(Using the information):
1 – Return the passage of the token-minting guide starting at "1. Mint a token" and ending at "to the browser.", copied exactly.
2 – From the token-minting guide, list the name of each property set in the options object passed to the fetch call.
3 – Extend the token-minting guide from the point where it stops.

The canonical flow for any app built on raw RTCPeerConnection: your server mints an ephemeral token from the credentials API, and your client uses it. The API key never leaves your server.

1. Mint a token on your server

Expose a small endpoint that calls Baton with your project API key and returns just the ephemeral result to the browser.

server.js — POST /api/ice
app.post("/api/ice", async (req, res) => {
  // BATON_API_KEY lives only here, on the server
  const r = await fetch("https://api.usebaton.io/v1/credentials", {
    method: "POST",
    headers: {
      "Authorization": `Bearer ${process.env.BATON_API_KEY}`,
      "Content-Type": "application/json"
    },
    body: JSON.stringify({ ttl: 3600, region: "eu-central" })

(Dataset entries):
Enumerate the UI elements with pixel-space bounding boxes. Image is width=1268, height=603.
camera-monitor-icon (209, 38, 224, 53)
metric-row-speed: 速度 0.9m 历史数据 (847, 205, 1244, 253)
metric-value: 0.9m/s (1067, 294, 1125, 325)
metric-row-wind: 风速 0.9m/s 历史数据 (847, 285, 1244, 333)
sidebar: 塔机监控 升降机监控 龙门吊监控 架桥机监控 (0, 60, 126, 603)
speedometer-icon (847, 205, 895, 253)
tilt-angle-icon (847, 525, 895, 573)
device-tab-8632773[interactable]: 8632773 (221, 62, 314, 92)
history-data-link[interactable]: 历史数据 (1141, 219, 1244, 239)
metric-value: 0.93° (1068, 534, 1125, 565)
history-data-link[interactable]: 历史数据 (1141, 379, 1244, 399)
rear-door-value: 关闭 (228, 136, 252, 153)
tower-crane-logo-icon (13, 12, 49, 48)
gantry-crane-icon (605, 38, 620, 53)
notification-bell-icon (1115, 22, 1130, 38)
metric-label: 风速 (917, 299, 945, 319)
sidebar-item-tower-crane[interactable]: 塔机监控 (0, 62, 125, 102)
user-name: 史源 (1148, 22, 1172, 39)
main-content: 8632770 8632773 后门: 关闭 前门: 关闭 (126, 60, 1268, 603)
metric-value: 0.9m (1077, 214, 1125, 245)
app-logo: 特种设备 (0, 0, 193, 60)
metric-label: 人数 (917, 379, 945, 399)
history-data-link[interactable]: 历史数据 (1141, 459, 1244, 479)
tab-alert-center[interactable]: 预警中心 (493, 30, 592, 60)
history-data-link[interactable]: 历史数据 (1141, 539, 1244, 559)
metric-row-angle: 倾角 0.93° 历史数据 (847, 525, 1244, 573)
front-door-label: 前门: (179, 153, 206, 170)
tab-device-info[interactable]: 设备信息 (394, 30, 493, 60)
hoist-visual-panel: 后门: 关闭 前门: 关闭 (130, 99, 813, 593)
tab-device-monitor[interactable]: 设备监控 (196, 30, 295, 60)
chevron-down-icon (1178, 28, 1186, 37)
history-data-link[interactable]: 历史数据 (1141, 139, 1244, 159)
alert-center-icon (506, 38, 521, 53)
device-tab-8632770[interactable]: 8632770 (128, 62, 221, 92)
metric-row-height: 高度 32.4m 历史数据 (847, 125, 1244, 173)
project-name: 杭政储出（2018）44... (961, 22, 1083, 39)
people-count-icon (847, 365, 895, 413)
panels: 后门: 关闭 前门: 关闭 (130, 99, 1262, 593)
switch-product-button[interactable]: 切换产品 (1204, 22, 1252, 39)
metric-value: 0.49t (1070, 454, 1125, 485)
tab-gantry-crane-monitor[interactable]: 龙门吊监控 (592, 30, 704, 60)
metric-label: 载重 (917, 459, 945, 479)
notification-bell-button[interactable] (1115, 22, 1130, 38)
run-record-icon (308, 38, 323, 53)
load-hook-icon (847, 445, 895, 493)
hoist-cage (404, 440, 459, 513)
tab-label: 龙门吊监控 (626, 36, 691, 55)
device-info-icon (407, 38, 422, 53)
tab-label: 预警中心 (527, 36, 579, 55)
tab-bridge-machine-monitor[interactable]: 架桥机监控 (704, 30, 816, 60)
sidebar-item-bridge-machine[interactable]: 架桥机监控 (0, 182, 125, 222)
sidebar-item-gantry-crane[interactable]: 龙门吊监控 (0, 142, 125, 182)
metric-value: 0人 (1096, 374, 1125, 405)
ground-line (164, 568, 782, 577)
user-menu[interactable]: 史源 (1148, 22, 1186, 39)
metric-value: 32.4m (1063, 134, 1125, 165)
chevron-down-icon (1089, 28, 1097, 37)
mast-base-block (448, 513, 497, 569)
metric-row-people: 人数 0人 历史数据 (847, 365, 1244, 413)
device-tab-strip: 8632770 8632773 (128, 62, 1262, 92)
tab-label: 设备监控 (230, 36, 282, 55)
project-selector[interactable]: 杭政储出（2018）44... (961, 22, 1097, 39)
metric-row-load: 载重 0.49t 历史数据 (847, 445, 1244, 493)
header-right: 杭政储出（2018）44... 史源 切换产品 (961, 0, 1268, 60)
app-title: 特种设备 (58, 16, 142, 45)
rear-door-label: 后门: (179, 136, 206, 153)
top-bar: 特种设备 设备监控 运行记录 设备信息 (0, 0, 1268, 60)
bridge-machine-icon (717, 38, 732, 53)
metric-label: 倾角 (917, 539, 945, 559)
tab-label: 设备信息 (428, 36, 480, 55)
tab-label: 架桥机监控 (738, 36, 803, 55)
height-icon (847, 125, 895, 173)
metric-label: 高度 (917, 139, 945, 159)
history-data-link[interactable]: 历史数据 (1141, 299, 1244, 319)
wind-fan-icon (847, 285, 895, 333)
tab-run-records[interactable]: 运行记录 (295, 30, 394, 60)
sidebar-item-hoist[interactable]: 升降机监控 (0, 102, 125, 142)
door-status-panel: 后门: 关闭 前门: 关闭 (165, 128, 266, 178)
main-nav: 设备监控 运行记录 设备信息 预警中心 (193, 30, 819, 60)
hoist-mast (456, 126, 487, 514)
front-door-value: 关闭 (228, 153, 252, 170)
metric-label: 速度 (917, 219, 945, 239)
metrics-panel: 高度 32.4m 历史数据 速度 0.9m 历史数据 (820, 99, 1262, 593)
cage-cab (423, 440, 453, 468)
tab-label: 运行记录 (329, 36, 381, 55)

(Answer list):
1 –
1. Mint a token on your server

Expose a small endpoint that calls Baton with your project API key and returns just the ephemeral result to the browser.

2 –
method
headers
body

3 –
  });
  const { iceServers } = await r.json();
  res.json({ iceServers });   // only the ephemeral token reaches the browser
});

2. Use the token on the client

client.js
const { iceServers } = await fetch("/api/ice").then(r => r.json());

const pc = new RTCPeerConnection({
  iceServers,
  iceTransportPolicy: "all"   // use "relay" to force-test the relay path
});
One model, everywhere

This is the same flow every integration uses: API key (server) → ephemeral token → client. Fetch a fresh token before the previous one's TTL expires; never embed the API key or any token in client or config files. See Authentication.